Short problem:
Repeat the listing in full. Nothing may be added or left out.
Record excerpts start
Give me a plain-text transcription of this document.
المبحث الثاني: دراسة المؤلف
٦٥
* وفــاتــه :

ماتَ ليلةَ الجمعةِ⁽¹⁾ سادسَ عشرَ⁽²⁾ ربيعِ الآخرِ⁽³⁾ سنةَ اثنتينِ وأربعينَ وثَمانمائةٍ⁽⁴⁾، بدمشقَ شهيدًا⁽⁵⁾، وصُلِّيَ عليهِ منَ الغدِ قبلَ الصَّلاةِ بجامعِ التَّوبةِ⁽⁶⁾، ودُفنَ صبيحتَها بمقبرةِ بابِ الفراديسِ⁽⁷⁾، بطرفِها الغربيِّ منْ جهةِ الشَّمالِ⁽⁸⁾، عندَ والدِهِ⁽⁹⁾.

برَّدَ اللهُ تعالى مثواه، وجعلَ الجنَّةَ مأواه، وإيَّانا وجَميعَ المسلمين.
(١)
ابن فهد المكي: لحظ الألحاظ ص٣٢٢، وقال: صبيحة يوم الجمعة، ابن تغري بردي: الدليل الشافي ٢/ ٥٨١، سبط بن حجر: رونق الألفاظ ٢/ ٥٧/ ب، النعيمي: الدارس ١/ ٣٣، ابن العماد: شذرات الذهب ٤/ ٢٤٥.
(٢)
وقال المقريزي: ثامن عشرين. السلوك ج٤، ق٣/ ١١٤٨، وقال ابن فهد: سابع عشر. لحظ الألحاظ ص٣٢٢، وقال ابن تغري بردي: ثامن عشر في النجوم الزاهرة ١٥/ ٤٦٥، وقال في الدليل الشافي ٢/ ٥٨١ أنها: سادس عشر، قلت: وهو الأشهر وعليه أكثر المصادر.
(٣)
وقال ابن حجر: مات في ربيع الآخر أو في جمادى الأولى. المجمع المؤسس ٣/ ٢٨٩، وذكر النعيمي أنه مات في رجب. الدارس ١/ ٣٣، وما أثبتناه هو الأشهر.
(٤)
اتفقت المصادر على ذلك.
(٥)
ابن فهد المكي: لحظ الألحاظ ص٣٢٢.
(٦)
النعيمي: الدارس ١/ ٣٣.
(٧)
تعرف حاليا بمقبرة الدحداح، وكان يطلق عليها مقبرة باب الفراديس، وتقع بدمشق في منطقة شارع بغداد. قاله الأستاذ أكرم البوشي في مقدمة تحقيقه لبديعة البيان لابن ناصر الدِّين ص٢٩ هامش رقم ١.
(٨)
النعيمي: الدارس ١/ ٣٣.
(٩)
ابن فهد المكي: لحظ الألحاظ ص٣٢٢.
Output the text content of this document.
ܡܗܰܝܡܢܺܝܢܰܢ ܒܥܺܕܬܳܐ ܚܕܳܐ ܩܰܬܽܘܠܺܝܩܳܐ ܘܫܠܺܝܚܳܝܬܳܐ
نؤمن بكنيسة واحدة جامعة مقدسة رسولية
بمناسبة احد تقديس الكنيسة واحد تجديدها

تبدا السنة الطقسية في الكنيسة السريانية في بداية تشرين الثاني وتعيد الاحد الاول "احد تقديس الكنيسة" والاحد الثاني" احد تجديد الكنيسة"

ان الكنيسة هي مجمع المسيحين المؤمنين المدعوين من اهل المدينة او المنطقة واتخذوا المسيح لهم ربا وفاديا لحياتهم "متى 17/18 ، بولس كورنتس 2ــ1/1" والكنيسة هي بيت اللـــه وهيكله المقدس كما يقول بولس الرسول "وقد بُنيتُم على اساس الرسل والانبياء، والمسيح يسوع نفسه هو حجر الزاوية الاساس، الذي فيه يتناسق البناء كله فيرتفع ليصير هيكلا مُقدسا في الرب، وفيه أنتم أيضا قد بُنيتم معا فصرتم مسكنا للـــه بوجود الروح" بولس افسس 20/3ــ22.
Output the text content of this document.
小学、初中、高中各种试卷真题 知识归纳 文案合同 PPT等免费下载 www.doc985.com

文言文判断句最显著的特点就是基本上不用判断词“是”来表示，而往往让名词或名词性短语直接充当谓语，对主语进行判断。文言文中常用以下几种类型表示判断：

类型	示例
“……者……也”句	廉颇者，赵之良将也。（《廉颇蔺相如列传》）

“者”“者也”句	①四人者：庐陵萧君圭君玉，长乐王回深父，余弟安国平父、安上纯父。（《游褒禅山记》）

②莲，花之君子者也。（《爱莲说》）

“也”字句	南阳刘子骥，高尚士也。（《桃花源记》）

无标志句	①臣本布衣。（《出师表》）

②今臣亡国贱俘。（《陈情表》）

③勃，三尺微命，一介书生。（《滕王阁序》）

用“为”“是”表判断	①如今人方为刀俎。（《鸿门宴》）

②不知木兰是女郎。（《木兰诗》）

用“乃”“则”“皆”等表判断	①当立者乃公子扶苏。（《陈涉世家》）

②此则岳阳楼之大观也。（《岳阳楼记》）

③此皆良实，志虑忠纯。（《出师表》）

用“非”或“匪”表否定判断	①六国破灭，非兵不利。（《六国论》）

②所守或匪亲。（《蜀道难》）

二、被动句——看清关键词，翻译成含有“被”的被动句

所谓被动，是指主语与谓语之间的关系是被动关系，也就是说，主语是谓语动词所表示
Record excerpts end
Correct output:
Give me a plain-text transcription of this document.
المبحث الثاني: دراسة المؤلف
٦٥
* وفــاتــه :

ماتَ ليلةَ الجمعةِ⁽¹⁾ سادسَ عشرَ⁽²⁾ ربيعِ الآخرِ⁽³⁾ سنةَ اثنتينِ وأربعينَ وثَمانمائةٍ⁽⁴⁾، بدمشقَ شهيدًا⁽⁵⁾، وصُلِّيَ عليهِ منَ الغدِ قبلَ الصَّلاةِ بجامعِ التَّوبةِ⁽⁶⁾، ودُفنَ صبيحتَها بمقبرةِ بابِ الفراديسِ⁽⁷⁾، بطرفِها الغربيِّ منْ جهةِ الشَّمالِ⁽⁸⁾، عندَ والدِهِ⁽⁹⁾.

برَّدَ اللهُ تعالى مثواه، وجعلَ الجنَّةَ مأواه، وإيَّانا وجَميعَ المسلمين.
(١)
ابن فهد المكي: لحظ الألحاظ ص٣٢٢، وقال: صبيحة يوم الجمعة، ابن تغري بردي: الدليل الشافي ٢/ ٥٨١، سبط بن حجر: رونق الألفاظ ٢/ ٥٧/ ب، النعيمي: الدارس ١/ ٣٣، ابن العماد: شذرات الذهب ٤/ ٢٤٥.
(٢)
وقال المقريزي: ثامن عشرين. السلوك ج٤، ق٣/ ١١٤٨، وقال ابن فهد: سابع عشر. لحظ الألحاظ ص٣٢٢، وقال ابن تغري بردي: ثامن عشر في النجوم الزاهرة ١٥/ ٤٦٥، وقال في الدليل الشافي ٢/ ٥٨١ أنها: سادس عشر، قلت: وهو الأشهر وعليه أكثر المصادر.
(٣)
وقال ابن حجر: مات في ربيع الآخر أو في جمادى الأولى. المجمع المؤسس ٣/ ٢٨٩، وذكر النعيمي أنه مات في رجب. الدارس ١/ ٣٣، وما أثبتناه هو الأشهر.
(٤)
اتفقت المصادر على ذلك.
(٥)
ابن فهد المكي: لحظ الألحاظ ص٣٢٢.
(٦)
النعيمي: الدارس ١/ ٣٣.
(٧)
تعرف حاليا بمقبرة الدحداح، وكان يطلق عليها مقبرة باب الفراديس، وتقع بدمشق في منطقة شارع بغداد. قاله الأستاذ أكرم البوشي في مقدمة تحقيقه لبديعة البيان لابن ناصر الدِّين ص٢٩ هامش رقم ١.
(٨)
النعيمي: الدارس ١/ ٣٣.
(٩)
ابن فهد المكي: لحظ الألحاظ ص٣٢٢.
Output the text content of this document.
ܡܗܰܝܡܢܺܝܢܰܢ ܒܥܺܕܬܳܐ ܚܕܳܐ ܩܰܬܽܘܠܺܝܩܳܐ ܘܫܠܺܝܚܳܝܬܳܐ
نؤمن بكنيسة واحدة جامعة مقدسة رسولية
بمناسبة احد تقديس الكنيسة واحد تجديدها

تبدا السنة الطقسية في الكنيسة السريانية في بداية تشرين الثاني وتعيد الاحد الاول "احد تقديس الكنيسة" والاحد الثاني" احد تجديد الكنيسة"

ان الكنيسة هي مجمع المسيحين المؤمنين المدعوين من اهل المدينة او المنطقة واتخذوا المسيح لهم ربا وفاديا لحياتهم "متى 17/18 ، بولس كورنتس 2ــ1/1" والكنيسة هي بيت اللـــه وهيكله المقدس كما يقول بولس الرسول "وقد بُنيتُم على اساس الرسل والانبياء، والمسيح يسوع نفسه هو حجر الزاوية الاساس، الذي فيه يتناسق البناء كله فيرتفع ليصير هيكلا مُقدسا في الرب، وفيه أنتم أيضا قد بُنيتم معا فصرتم مسكنا للـــه بوجود الروح" بولس افسس 20/3ــ22.
Output the text content of this document.
小学、初中、高中各种试卷真题 知识归纳 文案合同 PPT等免费下载 www.doc985.com

文言文判断句最显著的特点就是基本上不用判断词“是”来表示，而往往让名词或名词性短语直接充当谓语，对主语进行判断。文言文中常用以下几种类型表示判断：

类型	示例
“……者……也”句	廉颇者，赵之良将也。（《廉颇蔺相如列传》）

“者”“者也”句	①四人者：庐陵萧君圭君玉，长乐王回深父，余弟安国平父、安上纯父。（《游褒禅山记》）

②莲，花之君子者也。（《爱莲说》）

“也”字句	南阳刘子骥，高尚士也。（《桃花源记》）

无标志句	①臣本布衣。（《出师表》）

②今臣亡国贱俘。（《陈情表》）

③勃，三尺微命，一介书生。（《滕王阁序》）

用“为”“是”表判断	①如今人方为刀俎。（《鸿门宴》）

②不知木兰是女郎。（《木兰诗》）

用“乃”“则”“皆”等表判断	①当立者乃公子扶苏。（《陈涉世家》）

②此则岳阳楼之大观也。（《岳阳楼记》）

③此皆良实，志虑忠纯。（《出师表》）

用“非”或“匪”表否定判断	①六国破灭，非兵不利。（《六国论》）

②所守或匪亲。（《蜀道难》）

二、被动句——看清关键词，翻译成含有“被”的被动句

所谓被动，是指主语与谓语之间的关系是被动关系，也就是说，主语是谓语动词所表示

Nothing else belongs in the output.